- **WRITTEN REQUEST**:
Leave out the pictures and transcribe everything else exactly.
++++ AVAILABLE RECORDS ++++
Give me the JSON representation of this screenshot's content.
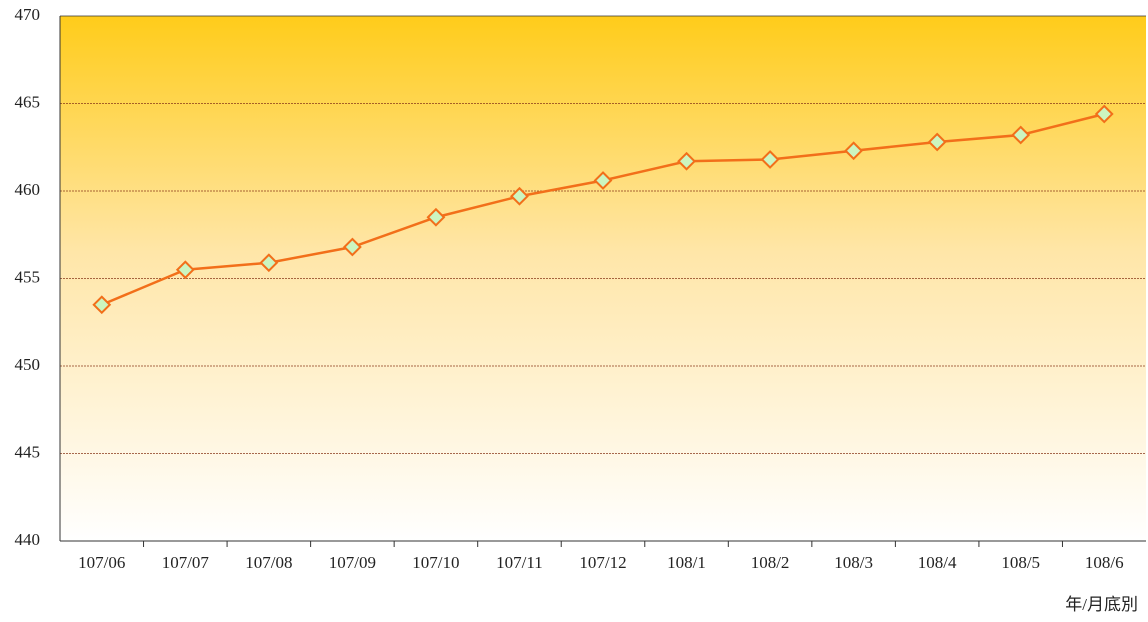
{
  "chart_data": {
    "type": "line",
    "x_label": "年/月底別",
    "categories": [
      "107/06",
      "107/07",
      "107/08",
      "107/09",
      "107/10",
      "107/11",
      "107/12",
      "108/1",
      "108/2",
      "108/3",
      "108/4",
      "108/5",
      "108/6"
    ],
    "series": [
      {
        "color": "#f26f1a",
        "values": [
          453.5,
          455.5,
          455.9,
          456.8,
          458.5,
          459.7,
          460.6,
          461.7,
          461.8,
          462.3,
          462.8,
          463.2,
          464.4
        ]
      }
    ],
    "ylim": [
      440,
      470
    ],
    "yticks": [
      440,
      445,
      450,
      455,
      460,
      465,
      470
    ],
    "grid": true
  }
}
++++
- **RESULT**:
Give me the JSON representation of this screenshot's content.
{
  "chart_data": {
    "type": "line",
    "x_label": "年/月底別",
    "categories": [
      "107/06",
      "107/07",
      "107/08",
      "107/09",
      "107/10",
      "107/11",
      "107/12",
      "108/1",
      "108/2",
      "108/3",
      "108/4",
      "108/5",
      "108/6"
    ],
    "series": [
      {
        "color": "#f26f1a",
        "values": [
          453.5,
          455.5,
          455.9,
          456.8,
          458.5,
          459.7,
          460.6,
          461.7,
          461.8,
          462.3,
          462.8,
          463.2,
          464.4
        ]
      }
    ],
    "ylim": [
      440,
      470
    ],
    "yticks": [
      440,
      445,
      450,
      455,
      460,
      465,
      470
    ],
    "grid": true
  }
}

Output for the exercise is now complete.